Text excerpt
────────

MDCSIS: Martingale Difference Correlation and Its Use in High-Dimensional Variable Screening

Description

A new metric, the so-called martingale difference correlation, measure the departure of conditional mean independence between a scalar response variable V and a vector predictor variable U. This metric is a natural extension of distance correlation proposed by Szekely, Rizzo, and Bahirov(2007), which is used to measure the dependence between V and U. The martingale difference correlation and its empirical counterpart inherit a number of desirable features of distance correlation and sample distance correlation, such as algebraic simplicity and elegant theoretical properties.

Usage

MDCSIS(X, Y, nsis = (dim(X)[1])/log(dim(X)[1]))

Value

the labels of first nsis largest active set of all predictors

Arguments

X

The design matrix of dimensions n * p. Each row is an observation vector.

────────

Aim
Reproduce the part of the MDCSIS text starting at "MDCSIS: Martingale Difference" and ending at "nsis = (dim(X)[1])/log(dim(X)[1]))". The listing that comes next has nothing to do with this.

────────

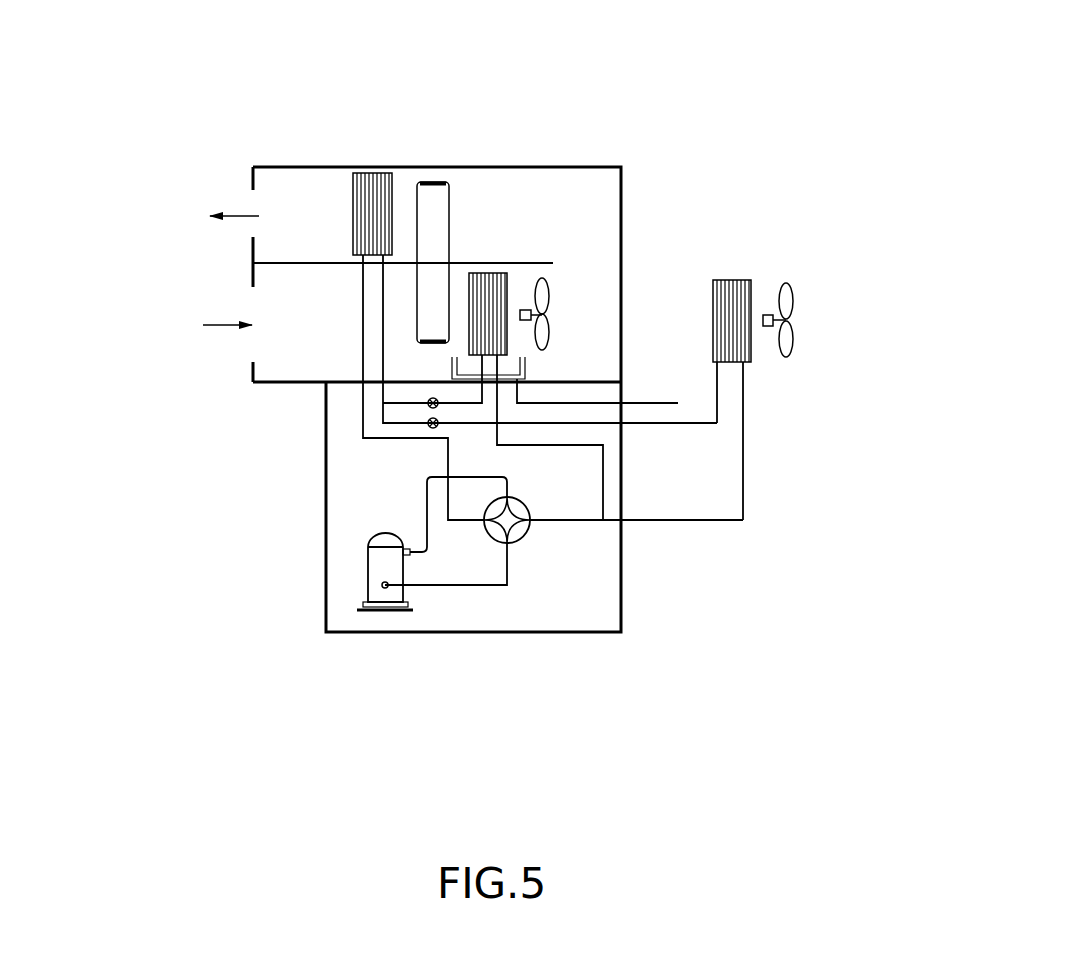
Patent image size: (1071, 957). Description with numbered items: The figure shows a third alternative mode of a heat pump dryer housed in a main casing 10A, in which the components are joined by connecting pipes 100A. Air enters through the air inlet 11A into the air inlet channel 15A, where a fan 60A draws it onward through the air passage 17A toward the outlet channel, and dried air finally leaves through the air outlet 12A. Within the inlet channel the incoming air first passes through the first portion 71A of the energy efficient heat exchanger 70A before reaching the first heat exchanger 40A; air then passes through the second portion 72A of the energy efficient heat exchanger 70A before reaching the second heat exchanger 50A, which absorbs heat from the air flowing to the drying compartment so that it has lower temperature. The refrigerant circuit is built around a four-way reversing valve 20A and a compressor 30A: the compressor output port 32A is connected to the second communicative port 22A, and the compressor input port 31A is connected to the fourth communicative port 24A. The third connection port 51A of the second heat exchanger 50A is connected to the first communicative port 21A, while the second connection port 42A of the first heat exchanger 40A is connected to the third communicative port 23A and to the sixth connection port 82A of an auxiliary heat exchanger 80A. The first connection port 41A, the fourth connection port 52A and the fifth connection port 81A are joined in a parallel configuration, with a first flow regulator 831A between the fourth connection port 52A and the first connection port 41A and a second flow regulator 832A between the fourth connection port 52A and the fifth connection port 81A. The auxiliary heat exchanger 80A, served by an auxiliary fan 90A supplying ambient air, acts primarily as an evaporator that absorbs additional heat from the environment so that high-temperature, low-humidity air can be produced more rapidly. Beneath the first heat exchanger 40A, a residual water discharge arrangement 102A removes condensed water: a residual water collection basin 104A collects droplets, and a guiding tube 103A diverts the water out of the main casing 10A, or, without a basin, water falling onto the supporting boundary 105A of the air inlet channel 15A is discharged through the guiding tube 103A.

The main casing 10A is at (620, 167).
The air inlet 11A is at (252, 348).
The air outlet 12A is at (253, 192).
The air inlet channel 15A is at (282, 311).
The air passage 17A is at (588, 233).
The four-way reversing valve 20A is at (527, 538).
The first communicative port 21A is at (482, 530).
The second communicative port 22A is at (517, 494).
The third communicative port 23A is at (540, 523).
The fourth communicative port 24A is at (515, 552).
The compressor 30A is at (370, 578).
The compressor input port 31A is at (388, 594).
The compressor output port 32A is at (413, 556).
The first heat exchanger 40A is at (505, 288).
The first connection port 41A is at (473, 358).
The second connection port 42A is at (507, 355).
The second heat exchanger 50A is at (372, 175).
The third connection port 51A is at (353, 257).
The fourth connection port 52A is at (390, 250).
The fan 60A is at (548, 287).
The energy efficient heat exchanger 70A is at (437, 202).
The first portion 71A is at (428, 302).
The second portion 72A is at (437, 227).
The auxiliary heat exchanger 80A is at (750, 280).
The fifth connection port 81A is at (722, 365).
The sixth connection port 82A is at (753, 368).
The auxiliary fan 90A is at (788, 335).
The connecting pipes 100A is at (743, 495).
The residual water discharge arrangement 102A is at (552, 358).
The guiding tube 103A is at (653, 405).
The residual water collection basin 104A is at (478, 356).
The supporting boundary 105A is at (510, 382).
The first flow regulator 831A is at (428, 408).
The second flow regulator 832A is at (428, 428).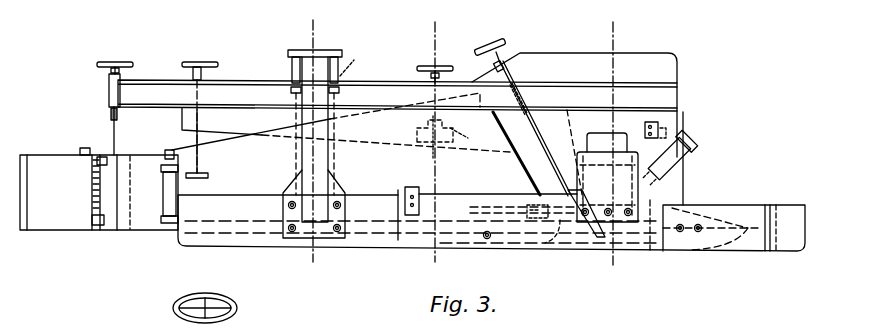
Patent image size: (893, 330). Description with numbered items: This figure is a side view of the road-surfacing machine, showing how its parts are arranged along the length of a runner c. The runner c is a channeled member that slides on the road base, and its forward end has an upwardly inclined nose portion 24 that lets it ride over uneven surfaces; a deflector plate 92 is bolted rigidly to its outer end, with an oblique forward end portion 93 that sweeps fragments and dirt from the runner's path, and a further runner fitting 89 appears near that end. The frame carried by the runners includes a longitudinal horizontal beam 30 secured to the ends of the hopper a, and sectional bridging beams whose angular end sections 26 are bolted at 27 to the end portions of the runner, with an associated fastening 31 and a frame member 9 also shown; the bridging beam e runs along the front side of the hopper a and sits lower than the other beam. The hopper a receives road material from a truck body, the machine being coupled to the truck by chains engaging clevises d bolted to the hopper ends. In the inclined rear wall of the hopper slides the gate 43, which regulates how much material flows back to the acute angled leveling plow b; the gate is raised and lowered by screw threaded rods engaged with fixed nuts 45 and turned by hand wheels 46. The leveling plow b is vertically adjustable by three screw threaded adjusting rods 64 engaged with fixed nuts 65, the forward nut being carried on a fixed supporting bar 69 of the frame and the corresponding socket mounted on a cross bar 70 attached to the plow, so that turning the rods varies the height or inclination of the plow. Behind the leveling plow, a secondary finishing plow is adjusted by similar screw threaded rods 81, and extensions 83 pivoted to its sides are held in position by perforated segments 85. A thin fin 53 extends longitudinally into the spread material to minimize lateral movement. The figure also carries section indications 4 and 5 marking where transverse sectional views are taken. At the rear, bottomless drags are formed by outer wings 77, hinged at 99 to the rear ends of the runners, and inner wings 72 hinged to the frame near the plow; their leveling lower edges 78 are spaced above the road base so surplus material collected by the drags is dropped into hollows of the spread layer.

The longitudinal horizontal beam 30 is at (237, 90).
The hopper a is at (668, 70).
The clevis d is at (662, 132).
The screw threaded adjusting rod 81 is at (113, 118).
The screw threaded adjusting rod 64 is at (196, 67).
The hinge 99 is at (170, 153).
The supporting bar or beam 69 is at (244, 128).
The angular end section 26 is at (319, 62).
The bolt 31 is at (728, 158).
The section line 5 is at (424, 36).
The section line 4 is at (604, 33).
The leveling plow b is at (385, 133).
The cross bar 70 is at (420, 162).
The fixed nut 65 is at (470, 139).
The frame 9 is at (303, 159).
The bolt 27 is at (337, 206).
The extension 83 is at (43, 233).
The leveling lower edge 78 is at (73, 233).
The inner wing 72 is at (111, 233).
The outer wing 77 is at (141, 233).
The segment 85 is at (80, 150).
The fin 53 is at (467, 195).
The fixed nut 45 is at (504, 60).
The hand wheel 46 is at (496, 40).
The gate 43 is at (574, 112).
The bridging beam e is at (686, 188).
The deflector plate 92 is at (740, 205).
The oblique forward end portion 93 is at (780, 205).
The runner c is at (681, 248).
The nose portion 24 is at (722, 250).
The stop 89 is at (770, 251).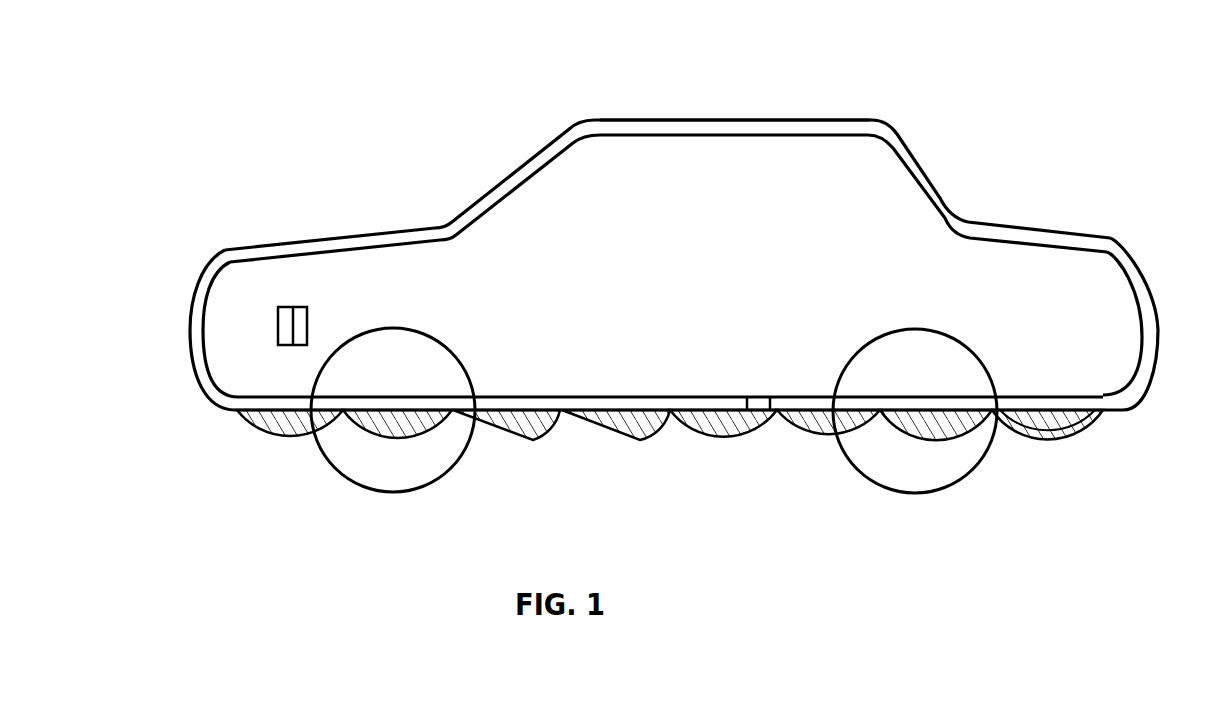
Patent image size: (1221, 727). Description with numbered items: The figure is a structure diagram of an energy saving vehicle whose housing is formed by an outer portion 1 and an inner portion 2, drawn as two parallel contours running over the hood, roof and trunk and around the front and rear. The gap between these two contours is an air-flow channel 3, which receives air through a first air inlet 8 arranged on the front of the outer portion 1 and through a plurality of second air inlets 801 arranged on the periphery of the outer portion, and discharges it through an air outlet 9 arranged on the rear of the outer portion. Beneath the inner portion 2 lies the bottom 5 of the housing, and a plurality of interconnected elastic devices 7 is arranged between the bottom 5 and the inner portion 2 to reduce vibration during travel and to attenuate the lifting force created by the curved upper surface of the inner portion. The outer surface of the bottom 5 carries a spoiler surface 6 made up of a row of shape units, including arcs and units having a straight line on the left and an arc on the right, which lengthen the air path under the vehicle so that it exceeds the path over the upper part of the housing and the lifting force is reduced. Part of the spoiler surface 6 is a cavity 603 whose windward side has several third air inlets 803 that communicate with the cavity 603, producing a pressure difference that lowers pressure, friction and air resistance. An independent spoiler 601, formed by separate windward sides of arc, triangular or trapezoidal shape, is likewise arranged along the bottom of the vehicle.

The outer portion of housing 1 is at (573, 122).
The inner portion of housing 2 is at (625, 135).
The air-flow channel 3 is at (667, 132).
The bottom of housing 5 is at (688, 410).
The spoiler surface 6 is at (713, 425).
The elastic device 7 is at (762, 397).
The first air inlet 8 is at (186, 330).
The second air inlet 801 is at (228, 279).
The third air inlet 803 is at (950, 427).
The spoiler 601 is at (875, 422).
The cavity 603 is at (1053, 423).
The air outlet 9 is at (1157, 320).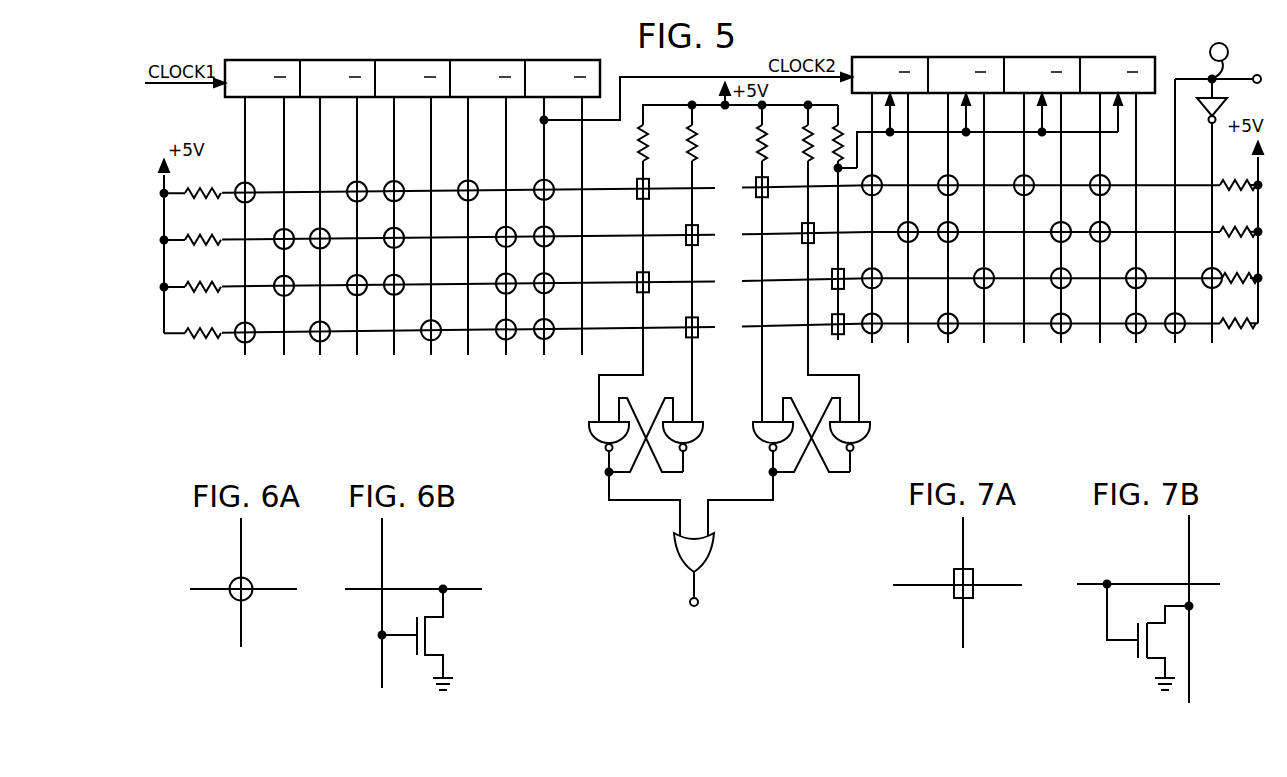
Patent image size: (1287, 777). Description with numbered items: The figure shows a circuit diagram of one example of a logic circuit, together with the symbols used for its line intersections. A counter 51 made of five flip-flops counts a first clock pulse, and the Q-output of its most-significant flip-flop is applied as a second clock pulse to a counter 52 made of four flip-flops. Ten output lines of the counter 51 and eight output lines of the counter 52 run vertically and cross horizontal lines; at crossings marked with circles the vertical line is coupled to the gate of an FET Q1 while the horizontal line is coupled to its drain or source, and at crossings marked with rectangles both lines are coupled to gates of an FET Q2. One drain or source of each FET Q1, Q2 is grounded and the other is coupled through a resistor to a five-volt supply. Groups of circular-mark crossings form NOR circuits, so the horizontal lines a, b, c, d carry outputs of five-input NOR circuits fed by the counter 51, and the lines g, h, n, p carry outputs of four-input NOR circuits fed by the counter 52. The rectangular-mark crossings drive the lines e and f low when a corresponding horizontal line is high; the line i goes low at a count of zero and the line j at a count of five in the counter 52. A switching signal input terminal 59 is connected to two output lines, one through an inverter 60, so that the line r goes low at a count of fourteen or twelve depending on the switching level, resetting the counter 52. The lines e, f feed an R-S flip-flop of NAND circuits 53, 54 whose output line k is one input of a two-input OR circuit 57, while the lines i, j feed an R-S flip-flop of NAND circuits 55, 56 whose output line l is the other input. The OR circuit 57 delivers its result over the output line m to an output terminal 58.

────────

Written answer
MDCSIS: Martingale Difference Correlation and Its Use in High-Dimensional Variable Screening

Description

A new metric, the so-called martingale difference correlation, measure the departure of conditional mean independence between a scalar response variable V and a vector predictor variable U. This metric is a natural extension of distance correlation proposed by Szekely, Rizzo, and Bahirov(2007), which is used to measure the dependence between V and U. The martingale difference correlation and its empirical counterpart inherit a number of desirable features of distance correlation and sample distance correlation, such as algebraic simplicity and elegant theoretical properties.

Usage

MDCSIS(X, Y, nsis = (dim(X)[1])/log(dim(X)[1]))